- _REQUIREMENTS_: Locate "Read out every word on this page." in the data below, then output the line it is on and all following lines through the last, word for word. Skip any pictures.

- _Records contained in a dataset_:
* START *

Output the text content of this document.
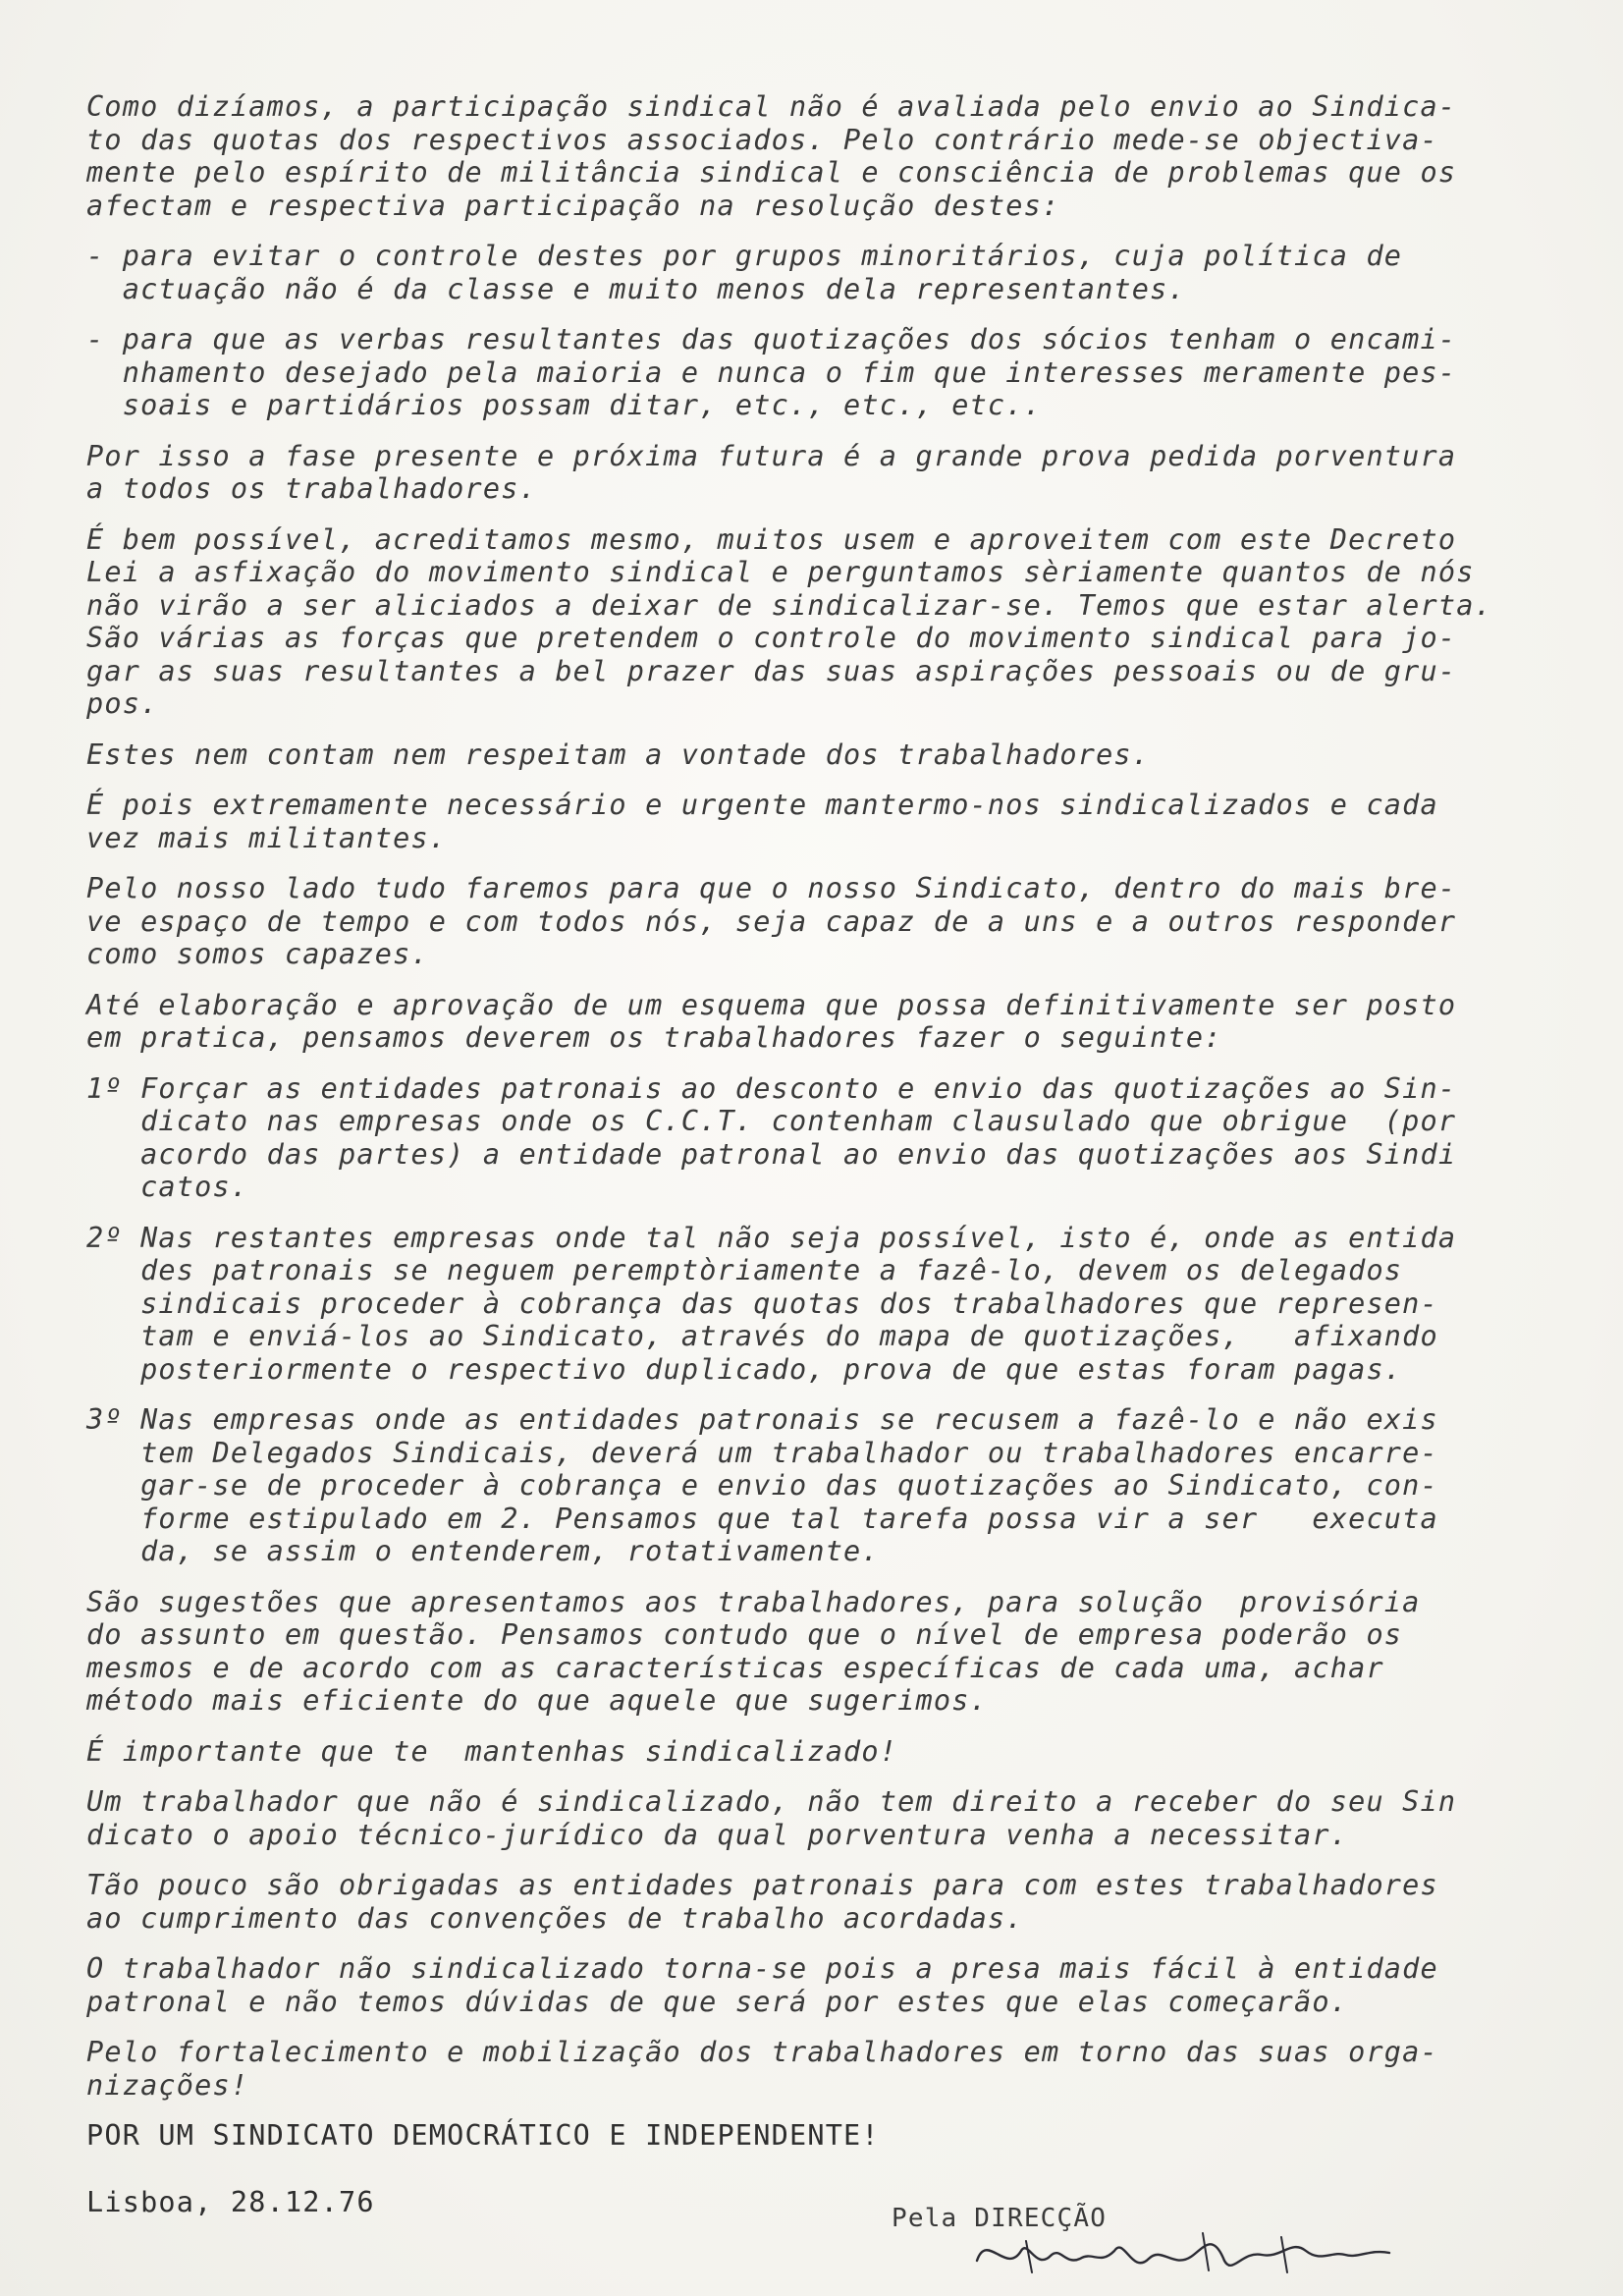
Como dizíamos, a participação sindical não é avaliada pelo envio ao Sindica-
to das quotas dos respectivos associados. Pelo contrário mede-se objectiva-
mente pelo espírito de militância sindical e consciência de problemas que os
afectam e respectiva participação na resolução destes:

- para evitar o controle destes por grupos minoritários, cuja política de
actuação não é da classe e muito menos dela representantes.

- para que as verbas resultantes das quotizações dos sócios tenham o encami-
nhamento desejado pela maioria e nunca o fim que interesses meramente pes-
soais e partidários possam ditar, etc., etc., etc..

Por isso a fase presente e próxima futura é a grande prova pedida porventura
a todos os trabalhadores.

É bem possível, acreditamos mesmo, muitos usem e aproveitem com este Decreto
Lei a asfixação do movimento sindical e perguntamos sèriamente quantos de nós
não virão a ser aliciados a deixar de sindicalizar-se. Temos que estar alerta.
São várias as forças que pretendem o controle do movimento sindical para jo-
gar as suas resultantes a bel prazer das suas aspirações pessoais ou de gru-
pos.

Estes nem contam nem respeitam a vontade dos trabalhadores.

É pois extremamente necessário e urgente mantermo-nos sindicalizados e cada
vez mais militantes.

Pelo nosso lado tudo faremos para que o nosso Sindicato, dentro do mais bre-
ve espaço de tempo e com todos nós, seja capaz de a uns e a outros responder
como somos capazes.

Até elaboração e aprovação de um esquema que possa definitivamente ser posto
em pratica, pensamos deverem os trabalhadores fazer o seguinte:

1º Forçar as entidades patronais ao desconto e envio das quotizações ao Sin-
dicato nas empresas onde os C.C.T. contenham clausulado que obrigue  (por
acordo das partes) a entidade patronal ao envio das quotizações aos Sindi
catos.

2º Nas restantes empresas onde tal não seja possível, isto é, onde as entida
des patronais se neguem peremptòriamente a fazê-lo, devem os delegados
sindicais proceder à cobrança das quotas dos trabalhadores que represen-
tam e enviá-los ao Sindicato, através do mapa de quotizações,   afixando
posteriormente o respectivo duplicado, prova de que estas foram pagas.

3º Nas empresas onde as entidades patronais se recusem a fazê-lo e não exis
tem Delegados Sindicais, deverá um trabalhador ou trabalhadores encarre-
gar-se de proceder à cobrança e envio das quotizações ao Sindicato, con-
forme estipulado em 2. Pensamos que tal tarefa possa vir a ser   executa
da, se assim o entenderem, rotativamente.

São sugestões que apresentamos aos trabalhadores, para solução  provisória
do assunto em questão. Pensamos contudo que o nível de empresa poderão os
mesmos e de acordo com as características específicas de cada uma, achar
método mais eficiente do que aquele que sugerimos.

É importante que te  mantenhas sindicalizado!

Um trabalhador que não é sindicalizado, não tem direito a receber do seu Sin
dicato o apoio técnico-jurídico da qual porventura venha a necessitar.

Tão pouco são obrigadas as entidades patronais para com estes trabalhadores
ao cumprimento das convenções de trabalho acordadas.

O trabalhador não sindicalizado torna-se pois a presa mais fácil à entidade
patronal e não temos dúvidas de que será por estes que elas começarão.

Pelo fortalecimento e mobilização dos trabalhadores em torno das suas orga-
nizações!

POR UM SINDICATO DEMOCRÁTICO E INDEPENDENTE!

Lisboa, 28.12.76	Pela DIRECÇÃO
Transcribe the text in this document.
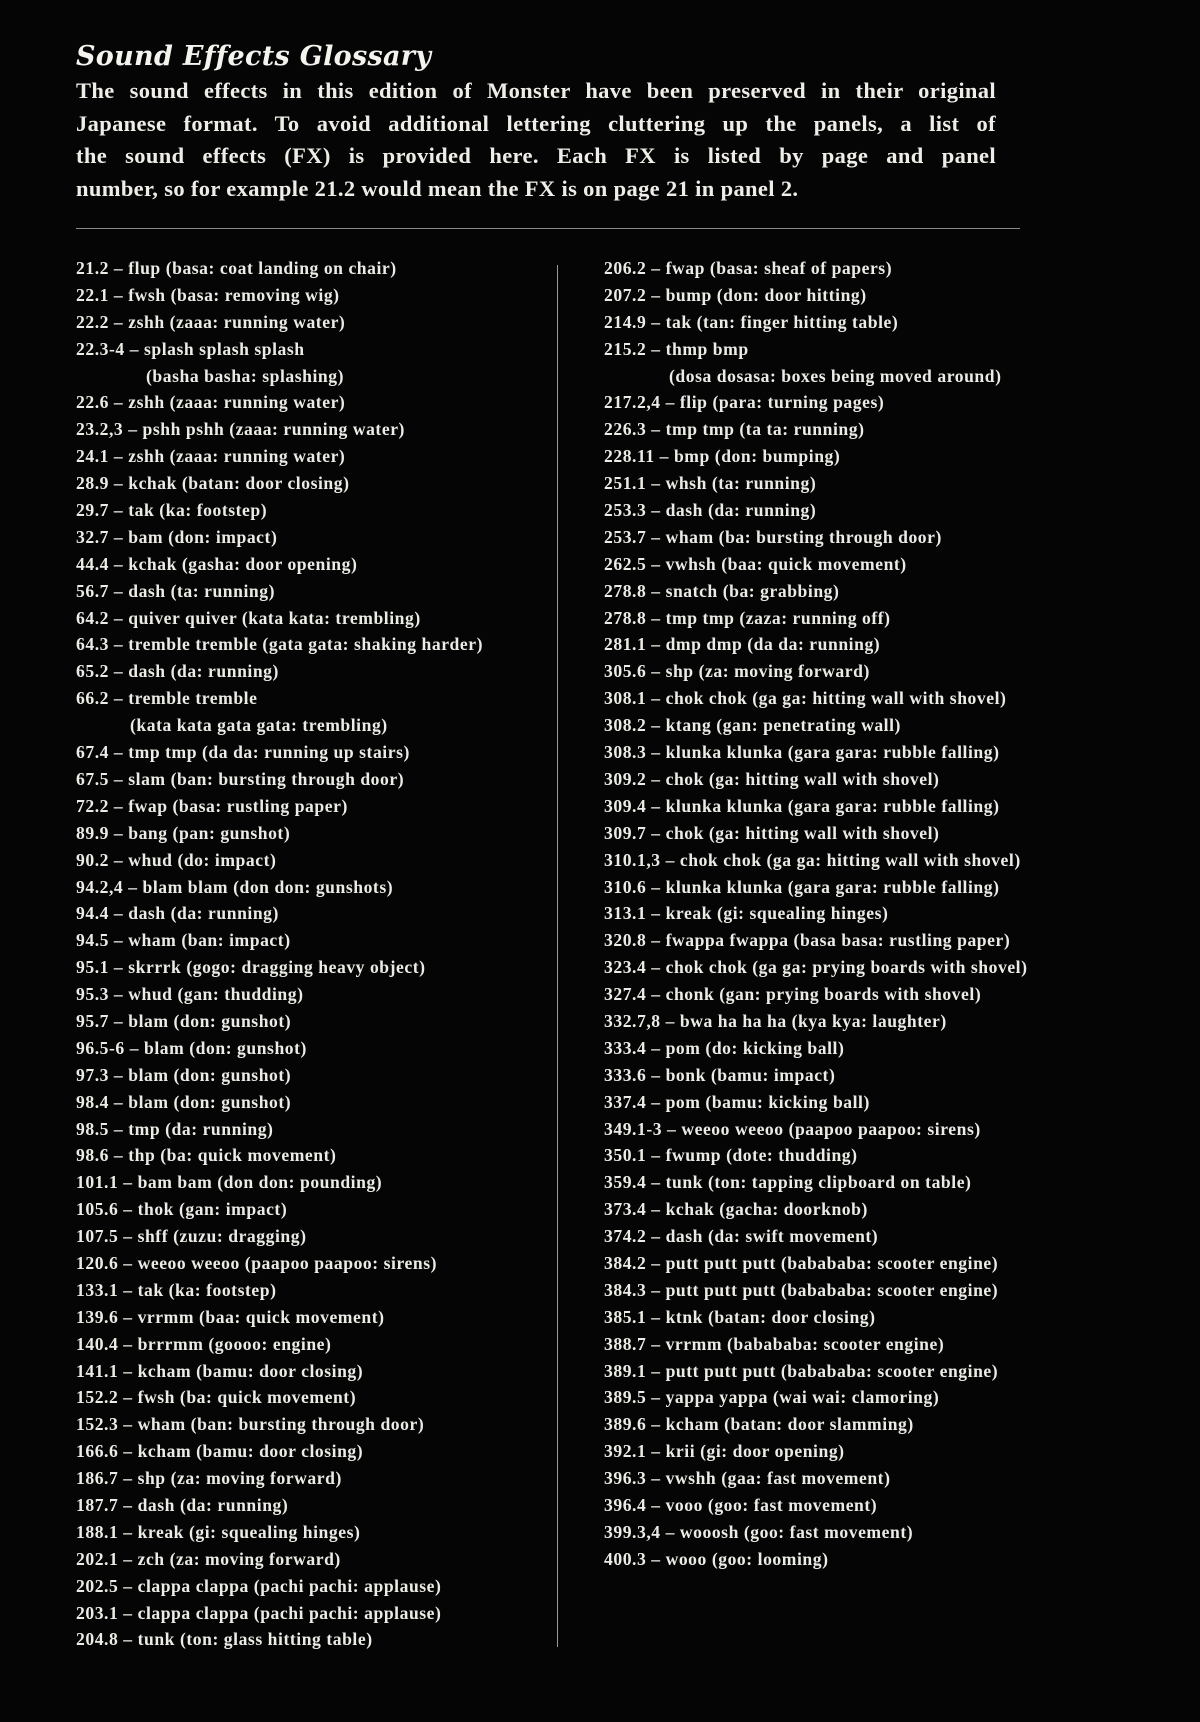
Sound Effects Glossary
The sound effects in this edition of Monster have been preserved in their original
Japanese format. To avoid additional lettering cluttering up the panels, a list of
the sound effects (FX) is provided here. Each FX is listed by page and panel
number, so for example 21.2 would mean the FX is on page 21 in panel 2.
21.2 – flup (basa: coat landing on chair)
22.1 – fwsh (basa: removing wig)
22.2 – zshh (zaaa: running water)
22.3-4 – splash splash splash
(basha basha: splashing)
22.6 – zshh (zaaa: running water)
23.2,3 – pshh pshh (zaaa: running water)
24.1 – zshh (zaaa: running water)
28.9 – kchak (batan: door closing)
29.7 – tak (ka: footstep)
32.7 – bam (don: impact)
44.4 – kchak (gasha: door opening)
56.7 – dash (ta: running)
64.2 – quiver quiver (kata kata: trembling)
64.3 – tremble tremble (gata gata: shaking harder)
65.2 – dash (da: running)
66.2 – tremble tremble
(kata kata gata gata: trembling)
67.4 – tmp tmp (da da: running up stairs)
67.5 – slam (ban: bursting through door)
72.2 – fwap (basa: rustling paper)
89.9 – bang (pan: gunshot)
90.2 – whud (do: impact)
94.2,4 – blam blam (don don: gunshots)
94.4 – dash (da: running)
94.5 – wham (ban: impact)
95.1 – skrrrk (gogo: dragging heavy object)
95.3 – whud (gan: thudding)
95.7 – blam (don: gunshot)
96.5-6 – blam (don: gunshot)
97.3 – blam (don: gunshot)
98.4 – blam (don: gunshot)
98.5 – tmp (da: running)
98.6 – thp (ba: quick movement)
101.1 – bam bam (don don: pounding)
105.6 – thok (gan: impact)
107.5 – shff (zuzu: dragging)
120.6 – weeoo weeoo (paapoo paapoo: sirens)
133.1 – tak (ka: footstep)
139.6 – vrrmm (baa: quick movement)
140.4 – brrrmm (goooo: engine)
141.1 – kcham (bamu: door closing)
152.2 – fwsh (ba: quick movement)
152.3 – wham (ban: bursting through door)
166.6 – kcham (bamu: door closing)
186.7 – shp (za: moving forward)
187.7 – dash (da: running)
188.1 – kreak (gi: squealing hinges)
202.1 – zch (za: moving forward)
202.5 – clappa clappa (pachi pachi: applause)
203.1 – clappa clappa (pachi pachi: applause)
204.8 – tunk (ton: glass hitting table)
206.2 – fwap (basa: sheaf of papers)
207.2 – bump (don: door hitting)
214.9 – tak (tan: finger hitting table)
215.2 – thmp bmp
(dosa dosasa: boxes being moved around)
217.2,4 – flip (para: turning pages)
226.3 – tmp tmp (ta ta: running)
228.11 – bmp (don: bumping)
251.1 – whsh (ta: running)
253.3 – dash (da: running)
253.7 – wham (ba: bursting through door)
262.5 – vwhsh (baa: quick movement)
278.8 – snatch (ba: grabbing)
278.8 – tmp tmp (zaza: running off)
281.1 – dmp dmp (da da: running)
305.6 – shp (za: moving forward)
308.1 – chok chok (ga ga: hitting wall with shovel)
308.2 – ktang (gan: penetrating wall)
308.3 – klunka klunka (gara gara: rubble falling)
309.2 – chok (ga: hitting wall with shovel)
309.4 – klunka klunka (gara gara: rubble falling)
309.7 – chok (ga: hitting wall with shovel)
310.1,3 – chok chok (ga ga: hitting wall with shovel)
310.6 – klunka klunka (gara gara: rubble falling)
313.1 – kreak (gi: squealing hinges)
320.8 – fwappa fwappa (basa basa: rustling paper)
323.4 – chok chok (ga ga: prying boards with shovel)
327.4 – chonk (gan: prying boards with shovel)
332.7,8 – bwa ha ha ha (kya kya: laughter)
333.4 – pom (do: kicking ball)
333.6 – bonk (bamu: impact)
337.4 – pom (bamu: kicking ball)
349.1-3 – weeoo weeoo (paapoo paapoo: sirens)
350.1 – fwump (dote: thudding)
359.4 – tunk (ton: tapping clipboard on table)
373.4 – kchak (gacha: doorknob)
374.2 – dash (da: swift movement)
384.2 – putt putt putt (babababa: scooter engine)
384.3 – putt putt putt (babababa: scooter engine)
385.1 – ktnk (batan: door closing)
388.7 – vrrmm (babababa: scooter engine)
389.1 – putt putt putt (babababa: scooter engine)
389.5 – yappa yappa (wai wai: clamoring)
389.6 – kcham (batan: door slamming)
392.1 – krii (gi: door opening)
396.3 – vwshh (gaa: fast movement)
396.4 – vooo (goo: fast movement)
399.3,4 – wooosh (goo: fast movement)
400.3 – wooo (goo: looming)
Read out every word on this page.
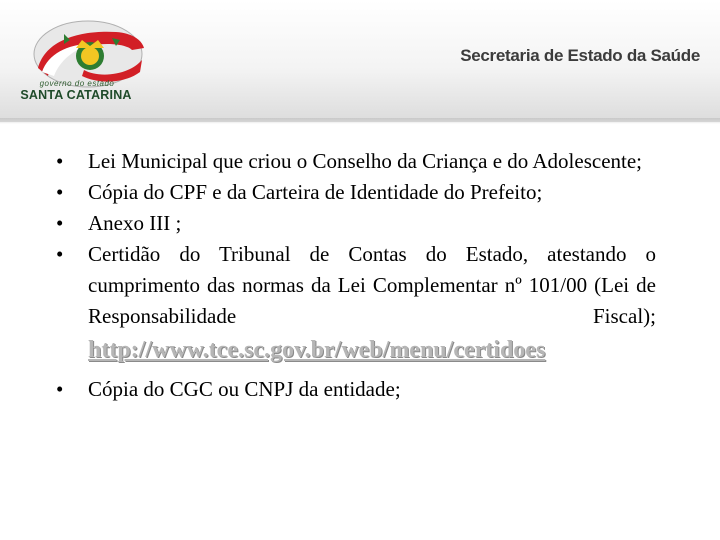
governo do estado
SANTA CATARINA
Secretaria de Estado da Saúde
• Lei Municipal que criou o Conselho da Criança e do Adolescente;
• Cópia do CPF e da Carteira de Identidade do Prefeito;
• Anexo III ;
• Certidão do Tribunal de Contas do Estado, atestando o cumprimento das normas da Lei Complementar nº 101/00 (Lei de Responsabilidade Fiscal);
http://www.tce.sc.gov.br/web/menu/certidoes
• Cópia do CGC ou CNPJ da entidade;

* END *

- _EXPECTED ANSWER_:
Read out every word on this page.
governo do estado
SANTA CATARINA
Secretaria de Estado da Saúde
• Lei Municipal que criou o Conselho da Criança e do Adolescente;
• Cópia do CPF e da Carteira de Identidade do Prefeito;
• Anexo III ;
• Certidão do Tribunal de Contas do Estado, atestando o cumprimento das normas da Lei Complementar nº 101/00 (Lei de Responsabilidade Fiscal);
http://www.tce.sc.gov.br/web/menu/certidoes
• Cópia do CGC ou CNPJ da entidade;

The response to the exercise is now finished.